**Stated problem**
The records below must be copied in full; omit the images.

**Figure collection entries**
↓↓↓
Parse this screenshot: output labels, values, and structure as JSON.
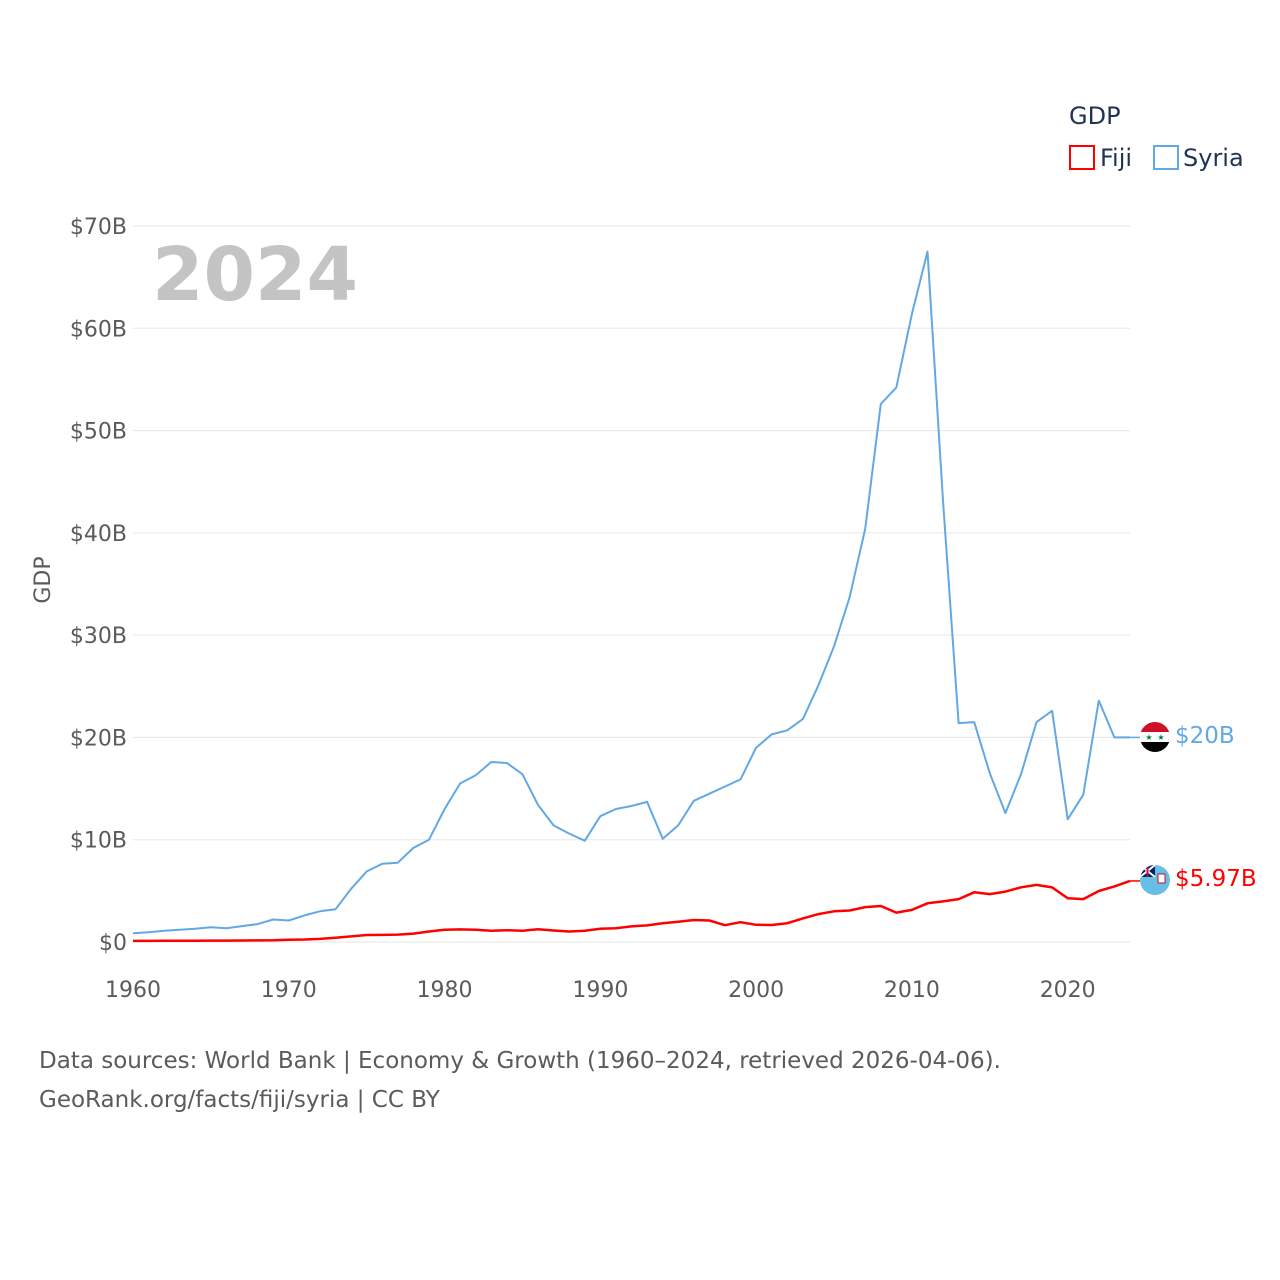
{
  "chart_data": {
    "type": "line",
    "ylabel": "GDP",
    "year_stamp": "2024",
    "ylim": [
      0,
      70
    ],
    "xlim": [
      1960,
      2024
    ],
    "y_ticks": [
      {
        "value": 0,
        "label": "$0"
      },
      {
        "value": 10,
        "label": "$10B"
      },
      {
        "value": 20,
        "label": "$20B"
      },
      {
        "value": 30,
        "label": "$30B"
      },
      {
        "value": 40,
        "label": "$40B"
      },
      {
        "value": 50,
        "label": "$50B"
      },
      {
        "value": 60,
        "label": "$60B"
      },
      {
        "value": 70,
        "label": "$70B"
      }
    ],
    "x_ticks": [
      {
        "value": 1960,
        "label": "1960"
      },
      {
        "value": 1970,
        "label": "1970"
      },
      {
        "value": 1980,
        "label": "1980"
      },
      {
        "value": 1990,
        "label": "1990"
      },
      {
        "value": 2000,
        "label": "2000"
      },
      {
        "value": 2010,
        "label": "2010"
      },
      {
        "value": 2020,
        "label": "2020"
      }
    ],
    "legend": {
      "title": "GDP",
      "placement": "top-right"
    },
    "x": [
      1960,
      1961,
      1962,
      1963,
      1964,
      1965,
      1966,
      1967,
      1968,
      1969,
      1970,
      1971,
      1972,
      1973,
      1974,
      1975,
      1976,
      1977,
      1978,
      1979,
      1980,
      1981,
      1982,
      1983,
      1984,
      1985,
      1986,
      1987,
      1988,
      1989,
      1990,
      1991,
      1992,
      1993,
      1994,
      1995,
      1996,
      1997,
      1998,
      1999,
      2000,
      2001,
      2002,
      2003,
      2004,
      2005,
      2006,
      2007,
      2008,
      2009,
      2010,
      2011,
      2012,
      2013,
      2014,
      2015,
      2016,
      2017,
      2018,
      2019,
      2020,
      2021,
      2022,
      2023,
      2024
    ],
    "series": [
      {
        "name": "Fiji",
        "color": "#ff0000",
        "end_label": "$5.97B",
        "values": [
          0.11,
          0.11,
          0.12,
          0.12,
          0.13,
          0.14,
          0.14,
          0.15,
          0.16,
          0.17,
          0.22,
          0.24,
          0.3,
          0.41,
          0.55,
          0.68,
          0.69,
          0.72,
          0.82,
          1.03,
          1.2,
          1.23,
          1.19,
          1.1,
          1.15,
          1.1,
          1.25,
          1.12,
          1.03,
          1.1,
          1.3,
          1.35,
          1.53,
          1.62,
          1.84,
          1.98,
          2.15,
          2.1,
          1.64,
          1.94,
          1.68,
          1.66,
          1.84,
          2.31,
          2.73,
          3.0,
          3.08,
          3.41,
          3.52,
          2.87,
          3.14,
          3.78,
          3.97,
          4.19,
          4.86,
          4.68,
          4.93,
          5.35,
          5.58,
          5.34,
          4.28,
          4.19,
          4.99,
          5.44,
          5.97
        ]
      },
      {
        "name": "Syria",
        "color": "#62a8e4",
        "end_label": "$20B",
        "values": [
          0.86,
          0.95,
          1.1,
          1.2,
          1.3,
          1.45,
          1.35,
          1.55,
          1.75,
          2.2,
          2.1,
          2.6,
          3.0,
          3.2,
          5.2,
          6.9,
          7.65,
          7.75,
          9.2,
          10.0,
          13.0,
          15.5,
          16.3,
          17.6,
          17.5,
          16.4,
          13.4,
          11.4,
          10.6,
          9.9,
          12.3,
          13.0,
          13.3,
          13.7,
          10.1,
          11.4,
          13.8,
          14.5,
          15.2,
          15.9,
          19.0,
          20.3,
          20.7,
          21.8,
          25.1,
          28.9,
          33.7,
          40.4,
          52.6,
          54.2,
          61.4,
          67.5,
          43.0,
          21.4,
          21.5,
          16.5,
          12.6,
          16.4,
          21.5,
          22.6,
          12.0,
          14.4,
          23.6,
          20.0,
          20.0
        ]
      }
    ]
  },
  "footer": {
    "line1": "Data sources: World Bank | Economy & Growth (1960–2024, retrieved 2026-04-06).",
    "line2": "GeoRank.org/facts/fiji/syria | CC BY"
  }
}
↑↑↑
**Result of this exercise**
Parse this screenshot: output labels, values, and structure as JSON.
{
  "chart_data": {
    "type": "line",
    "ylabel": "GDP",
    "year_stamp": "2024",
    "ylim": [
      0,
      70
    ],
    "xlim": [
      1960,
      2024
    ],
    "y_ticks": [
      {
        "value": 0,
        "label": "$0"
      },
      {
        "value": 10,
        "label": "$10B"
      },
      {
        "value": 20,
        "label": "$20B"
      },
      {
        "value": 30,
        "label": "$30B"
      },
      {
        "value": 40,
        "label": "$40B"
      },
      {
        "value": 50,
        "label": "$50B"
      },
      {
        "value": 60,
        "label": "$60B"
      },
      {
        "value": 70,
        "label": "$70B"
      }
    ],
    "x_ticks": [
      {
        "value": 1960,
        "label": "1960"
      },
      {
        "value": 1970,
        "label": "1970"
      },
      {
        "value": 1980,
        "label": "1980"
      },
      {
        "value": 1990,
        "label": "1990"
      },
      {
        "value": 2000,
        "label": "2000"
      },
      {
        "value": 2010,
        "label": "2010"
      },
      {
        "value": 2020,
        "label": "2020"
      }
    ],
    "legend": {
      "title": "GDP",
      "placement": "top-right"
    },
    "x": [
      1960,
      1961,
      1962,
      1963,
      1964,
      1965,
      1966,
      1967,
      1968,
      1969,
      1970,
      1971,
      1972,
      1973,
      1974,
      1975,
      1976,
      1977,
      1978,
      1979,
      1980,
      1981,
      1982,
      1983,
      1984,
      1985,
      1986,
      1987,
      1988,
      1989,
      1990,
      1991,
      1992,
      1993,
      1994,
      1995,
      1996,
      1997,
      1998,
      1999,
      2000,
      2001,
      2002,
      2003,
      2004,
      2005,
      2006,
      2007,
      2008,
      2009,
      2010,
      2011,
      2012,
      2013,
      2014,
      2015,
      2016,
      2017,
      2018,
      2019,
      2020,
      2021,
      2022,
      2023,
      2024
    ],
    "series": [
      {
        "name": "Fiji",
        "color": "#ff0000",
        "end_label": "$5.97B",
        "values": [
          0.11,
          0.11,
          0.12,
          0.12,
          0.13,
          0.14,
          0.14,
          0.15,
          0.16,
          0.17,
          0.22,
          0.24,
          0.3,
          0.41,
          0.55,
          0.68,
          0.69,
          0.72,
          0.82,
          1.03,
          1.2,
          1.23,
          1.19,
          1.1,
          1.15,
          1.1,
          1.25,
          1.12,
          1.03,
          1.1,
          1.3,
          1.35,
          1.53,
          1.62,
          1.84,
          1.98,
          2.15,
          2.1,
          1.64,
          1.94,
          1.68,
          1.66,
          1.84,
          2.31,
          2.73,
          3.0,
          3.08,
          3.41,
          3.52,
          2.87,
          3.14,
          3.78,
          3.97,
          4.19,
          4.86,
          4.68,
          4.93,
          5.35,
          5.58,
          5.34,
          4.28,
          4.19,
          4.99,
          5.44,
          5.97
        ]
      },
      {
        "name": "Syria",
        "color": "#62a8e4",
        "end_label": "$20B",
        "values": [
          0.86,
          0.95,
          1.1,
          1.2,
          1.3,
          1.45,
          1.35,
          1.55,
          1.75,
          2.2,
          2.1,
          2.6,
          3.0,
          3.2,
          5.2,
          6.9,
          7.65,
          7.75,
          9.2,
          10.0,
          13.0,
          15.5,
          16.3,
          17.6,
          17.5,
          16.4,
          13.4,
          11.4,
          10.6,
          9.9,
          12.3,
          13.0,
          13.3,
          13.7,
          10.1,
          11.4,
          13.8,
          14.5,
          15.2,
          15.9,
          19.0,
          20.3,
          20.7,
          21.8,
          25.1,
          28.9,
          33.7,
          40.4,
          52.6,
          54.2,
          61.4,
          67.5,
          43.0,
          21.4,
          21.5,
          16.5,
          12.6,
          16.4,
          21.5,
          22.6,
          12.0,
          14.4,
          23.6,
          20.0,
          20.0
        ]
      }
    ]
  },
  "footer": {
    "line1": "Data sources: World Bank | Economy & Growth (1960–2024, retrieved 2026-04-06).",
    "line2": "GeoRank.org/facts/fiji/syria | CC BY"
  }
}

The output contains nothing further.